GOAL:
Give the data again, word for word.

┌──

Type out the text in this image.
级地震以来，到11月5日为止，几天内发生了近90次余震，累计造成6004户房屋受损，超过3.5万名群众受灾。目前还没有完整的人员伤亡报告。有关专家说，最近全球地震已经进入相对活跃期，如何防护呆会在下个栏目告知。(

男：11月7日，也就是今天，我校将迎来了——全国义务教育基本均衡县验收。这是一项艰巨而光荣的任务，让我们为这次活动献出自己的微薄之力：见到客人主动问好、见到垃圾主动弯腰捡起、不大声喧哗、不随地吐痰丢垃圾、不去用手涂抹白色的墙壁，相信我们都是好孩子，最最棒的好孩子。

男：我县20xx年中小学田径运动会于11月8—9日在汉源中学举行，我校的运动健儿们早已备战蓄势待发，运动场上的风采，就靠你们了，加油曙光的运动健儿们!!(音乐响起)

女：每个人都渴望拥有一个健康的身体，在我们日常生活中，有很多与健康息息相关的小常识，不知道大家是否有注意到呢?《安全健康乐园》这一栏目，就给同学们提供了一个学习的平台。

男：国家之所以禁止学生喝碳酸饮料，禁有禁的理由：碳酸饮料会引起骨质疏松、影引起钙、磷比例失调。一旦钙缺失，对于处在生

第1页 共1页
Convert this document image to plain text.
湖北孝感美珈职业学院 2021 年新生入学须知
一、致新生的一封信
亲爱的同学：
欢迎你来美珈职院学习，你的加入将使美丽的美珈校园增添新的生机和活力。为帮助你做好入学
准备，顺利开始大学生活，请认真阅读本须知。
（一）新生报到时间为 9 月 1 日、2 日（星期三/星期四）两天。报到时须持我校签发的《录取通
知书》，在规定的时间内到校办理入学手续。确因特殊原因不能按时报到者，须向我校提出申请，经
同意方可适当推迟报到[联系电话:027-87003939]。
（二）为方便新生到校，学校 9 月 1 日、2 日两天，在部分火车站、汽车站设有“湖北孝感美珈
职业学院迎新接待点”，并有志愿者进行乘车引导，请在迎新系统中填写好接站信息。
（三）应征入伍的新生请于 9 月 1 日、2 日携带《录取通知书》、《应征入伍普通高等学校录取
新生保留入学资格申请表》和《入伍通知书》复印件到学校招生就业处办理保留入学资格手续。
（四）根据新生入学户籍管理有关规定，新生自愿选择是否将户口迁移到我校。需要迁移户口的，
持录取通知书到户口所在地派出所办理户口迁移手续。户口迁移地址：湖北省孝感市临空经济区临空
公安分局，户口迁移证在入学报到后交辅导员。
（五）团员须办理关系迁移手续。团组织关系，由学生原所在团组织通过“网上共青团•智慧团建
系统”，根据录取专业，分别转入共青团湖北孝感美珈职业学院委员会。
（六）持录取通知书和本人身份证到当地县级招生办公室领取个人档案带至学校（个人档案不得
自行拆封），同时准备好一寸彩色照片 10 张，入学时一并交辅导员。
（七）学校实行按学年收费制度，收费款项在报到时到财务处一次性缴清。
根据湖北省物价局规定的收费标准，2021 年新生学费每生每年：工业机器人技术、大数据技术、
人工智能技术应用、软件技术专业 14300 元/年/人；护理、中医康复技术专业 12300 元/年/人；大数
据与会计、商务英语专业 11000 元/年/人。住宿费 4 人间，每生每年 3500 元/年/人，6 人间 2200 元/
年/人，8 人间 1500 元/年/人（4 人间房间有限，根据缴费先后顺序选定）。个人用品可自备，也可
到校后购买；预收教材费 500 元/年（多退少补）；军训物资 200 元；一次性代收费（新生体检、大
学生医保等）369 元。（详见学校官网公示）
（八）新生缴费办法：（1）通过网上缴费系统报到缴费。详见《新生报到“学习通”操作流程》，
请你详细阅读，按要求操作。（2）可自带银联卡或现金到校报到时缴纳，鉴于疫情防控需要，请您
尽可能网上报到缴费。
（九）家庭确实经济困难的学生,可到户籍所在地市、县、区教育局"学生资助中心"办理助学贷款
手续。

└──

CORRECT ANSWER:
Type out the text in this image.
级地震以来，到11月5日为止，几天内发生了近90次余震，累计造成6004户房屋受损，超过3.5万名群众受灾。目前还没有完整的人员伤亡报告。有关专家说，最近全球地震已经进入相对活跃期，如何防护呆会在下个栏目告知。(

男：11月7日，也就是今天，我校将迎来了——全国义务教育基本均衡县验收。这是一项艰巨而光荣的任务，让我们为这次活动献出自己的微薄之力：见到客人主动问好、见到垃圾主动弯腰捡起、不大声喧哗、不随地吐痰丢垃圾、不去用手涂抹白色的墙壁，相信我们都是好孩子，最最棒的好孩子。

男：我县20xx年中小学田径运动会于11月8—9日在汉源中学举行，我校的运动健儿们早已备战蓄势待发，运动场上的风采，就靠你们了，加油曙光的运动健儿们!!(音乐响起)

女：每个人都渴望拥有一个健康的身体，在我们日常生活中，有很多与健康息息相关的小常识，不知道大家是否有注意到呢?《安全健康乐园》这一栏目，就给同学们提供了一个学习的平台。

男：国家之所以禁止学生喝碳酸饮料，禁有禁的理由：碳酸饮料会引起骨质疏松、影引起钙、磷比例失调。一旦钙缺失，对于处在生

第1页 共1页
Convert this document image to plain text.
湖北孝感美珈职业学院 2021 年新生入学须知
一、致新生的一封信
亲爱的同学：
欢迎你来美珈职院学习，你的加入将使美丽的美珈校园增添新的生机和活力。为帮助你做好入学
准备，顺利开始大学生活，请认真阅读本须知。
（一）新生报到时间为 9 月 1 日、2 日（星期三/星期四）两天。报到时须持我校签发的《录取通
知书》，在规定的时间内到校办理入学手续。确因特殊原因不能按时报到者，须向我校提出申请，经
同意方可适当推迟报到[联系电话:027-87003939]。
（二）为方便新生到校，学校 9 月 1 日、2 日两天，在部分火车站、汽车站设有“湖北孝感美珈
职业学院迎新接待点”，并有志愿者进行乘车引导，请在迎新系统中填写好接站信息。
（三）应征入伍的新生请于 9 月 1 日、2 日携带《录取通知书》、《应征入伍普通高等学校录取
新生保留入学资格申请表》和《入伍通知书》复印件到学校招生就业处办理保留入学资格手续。
（四）根据新生入学户籍管理有关规定，新生自愿选择是否将户口迁移到我校。需要迁移户口的，
持录取通知书到户口所在地派出所办理户口迁移手续。户口迁移地址：湖北省孝感市临空经济区临空
公安分局，户口迁移证在入学报到后交辅导员。
（五）团员须办理关系迁移手续。团组织关系，由学生原所在团组织通过“网上共青团•智慧团建
系统”，根据录取专业，分别转入共青团湖北孝感美珈职业学院委员会。
（六）持录取通知书和本人身份证到当地县级招生办公室领取个人档案带至学校（个人档案不得
自行拆封），同时准备好一寸彩色照片 10 张，入学时一并交辅导员。
（七）学校实行按学年收费制度，收费款项在报到时到财务处一次性缴清。
根据湖北省物价局规定的收费标准，2021 年新生学费每生每年：工业机器人技术、大数据技术、
人工智能技术应用、软件技术专业 14300 元/年/人；护理、中医康复技术专业 12300 元/年/人；大数
据与会计、商务英语专业 11000 元/年/人。住宿费 4 人间，每生每年 3500 元/年/人，6 人间 2200 元/
年/人，8 人间 1500 元/年/人（4 人间房间有限，根据缴费先后顺序选定）。个人用品可自备，也可
到校后购买；预收教材费 500 元/年（多退少补）；军训物资 200 元；一次性代收费（新生体检、大
学生医保等）369 元。（详见学校官网公示）
（八）新生缴费办法：（1）通过网上缴费系统报到缴费。详见《新生报到“学习通”操作流程》，
请你详细阅读，按要求操作。（2）可自带银联卡或现金到校报到时缴纳，鉴于疫情防控需要，请您
尽可能网上报到缴费。
（九）家庭确实经济困难的学生,可到户籍所在地市、县、区教育局"学生资助中心"办理助学贷款
手续。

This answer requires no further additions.